What you need to do: Locate each line of the material that contains "цифры", then return it.

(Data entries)
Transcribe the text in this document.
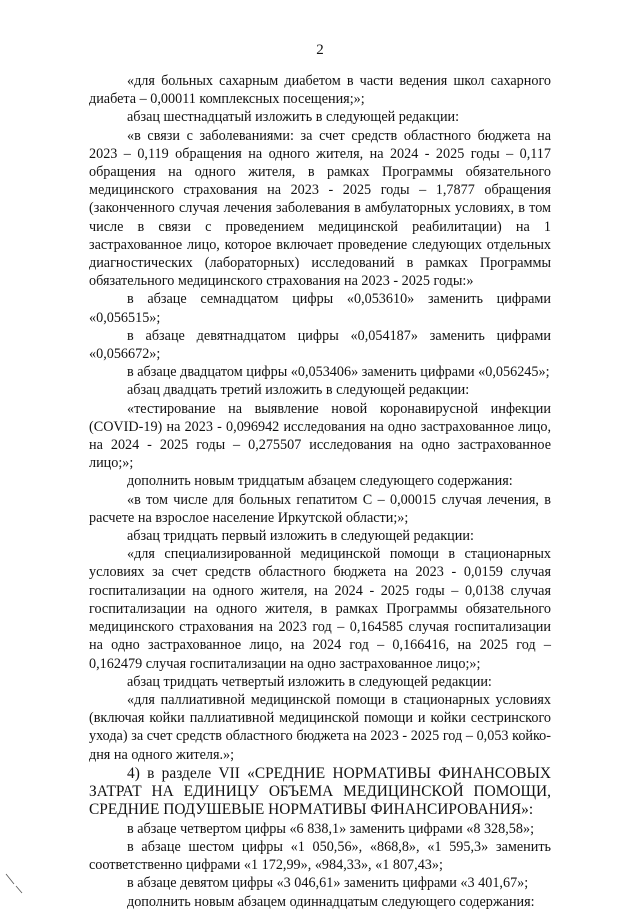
2

«для больных сахарным диабетом в части ведения школ сахарного диабета – 0,00011 комплексных посещения;»;

абзац шестнадцатый изложить в следующей редакции:

«в связи с заболеваниями: за счет средств областного бюджета на 2023 – 0,119 обращения на одного жителя, на 2024 - 2025 годы – 0,117 обращения на одного жителя, в рамках Программы обязательного медицинского страхования на 2023 - 2025 годы – 1,7877 обращения (законченного случая лечения заболевания в амбулаторных условиях, в том числе в связи с проведением медицинской реабилитации) на 1 застрахованное лицо, которое включает проведение следующих отдельных диагностических (лабораторных) исследований в рамках Программы обязательного медицинского страхования на 2023 - 2025 годы:»

в абзаце семнадцатом цифры «0,053610» заменить цифрами «0,056515»;

в абзаце девятнадцатом цифры «0,054187» заменить цифрами «0,056672»;

в абзаце двадцатом цифры «0,053406» заменить цифрами «0,056245»;

абзац двадцать третий изложить в следующей редакции:

«тестирование на выявление новой коронавирусной инфекции (COVID-19) на 2023 - 0,096942 исследования на одно застрахованное лицо, на 2024 - 2025 годы – 0,275507 исследования на одно застрахованное лицо;»;

дополнить новым тридцатым абзацем следующего содержания:

«в том числе для больных гепатитом С – 0,00015 случая лечения, в расчете на взрослое население Иркутской области;»;

абзац тридцать первый изложить в следующей редакции:

«для специализированной медицинской помощи в стационарных условиях за счет средств областного бюджета на 2023 - 0,0159 случая госпитализации на одного жителя, на 2024 - 2025 годы – 0,0138 случая госпитализации на одного жителя, в рамках Программы обязательного медицинского страхования на 2023 год – 0,164585 случая госпитализации на одно застрахованное лицо, на 2024 год – 0,166416, на 2025 год – 0,162479 случая госпитализации на одно застрахованное лицо;»;

абзац тридцать четвертый изложить в следующей редакции:

«для паллиативной медицинской помощи в стационарных условиях (включая койки паллиативной медицинской помощи и койки сестринского ухода) за счет средств областного бюджета на 2023 - 2025 год – 0,053 койко-дня на одного жителя.»;

4) в разделе VII «СРЕДНИЕ НОРМАТИВЫ ФИНАНСОВЫХ ЗАТРАТ НА ЕДИНИЦУ ОБЪЕМА МЕДИЦИНСКОЙ ПОМОЩИ, СРЕДНИЕ ПОДУШЕВЫЕ НОРМАТИВЫ ФИНАНСИРОВАНИЯ»:

в абзаце четвертом цифры «6 838,1» заменить цифрами «8 328,58»;

в абзаце шестом цифры «1 050,56», «868,8», «1 595,3» заменить соответственно цифрами «1 172,99», «984,33», «1 807,43»;

в абзаце девятом цифры «3 046,61» заменить цифрами «3 401,67»;

дополнить новым абзацем одиннадцатым следующего содержания:
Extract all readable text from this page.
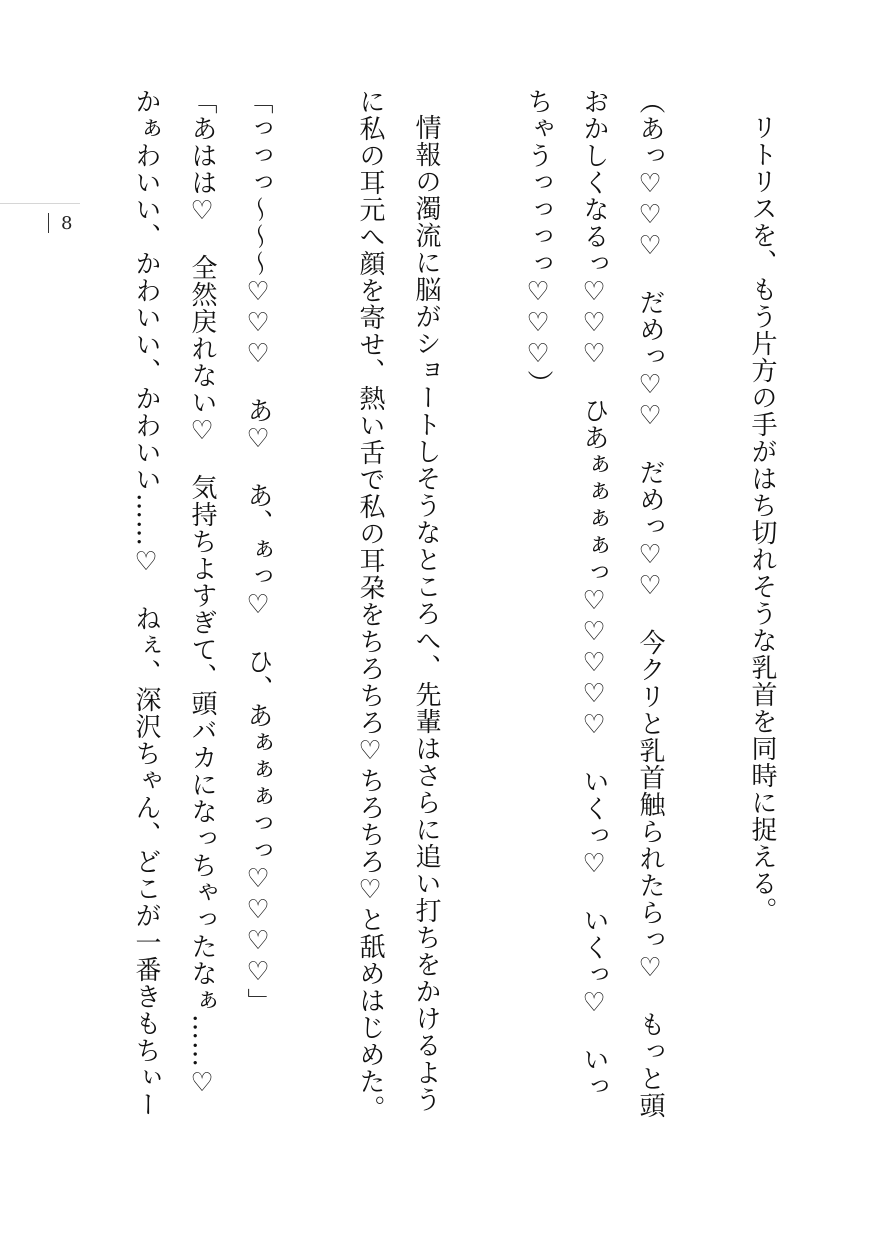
8	リトリスを、もう片方の手がはち切れそうな乳首を同時に捉える。

（あっ♡♡♡　だめっ♡♡　だめっ♡♡　今クリと乳首触られたらっ♡　もっと頭
おかしくなるっ♡♡♡　ひあぁぁぁぁっ♡♡♡♡♡　いくっ♡　いくっ♡　いっ
ちゃうっっっっ♡♡♡）

情報の濁流に脳がショートしそうなところへ、先輩はさらに追い打ちをかけるよう
に私の耳元へ顔を寄せ、熱い舌で私の耳朶をちろちろ♡ちろちろ♡と舐めはじめた。

「っっっ～～～♡♡♡　あ♡　あ、ぁっ♡　ひ、あぁぁぁっっ♡♡♡♡」
「あはは♡　全然戻れない♡　気持ちよすぎて、頭バカになっちゃったなぁ……♡
かぁわいい、かわいい、かわいい……♡　ねぇ、深沢ちゃん、どこが一番きもちぃー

Solution below:
в абзаце семнадцатом цифры «0,053610» заменить цифрами «0,056515»;
в абзаце девятнадцатом цифры «0,054187» заменить цифрами «0,056672»;
в абзаце двадцатом цифры «0,053406» заменить цифрами «0,056245»;
в абзаце четвертом цифры «6 838,1» заменить цифрами «8 328,58»;
в абзаце шестом цифры «1 050,56», «868,8», «1 595,3» заменить соответственно цифрами «1 172,99», «984,33», «1 807,43»;
в абзаце девятом цифры «3 046,61» заменить цифрами «3 401,67»;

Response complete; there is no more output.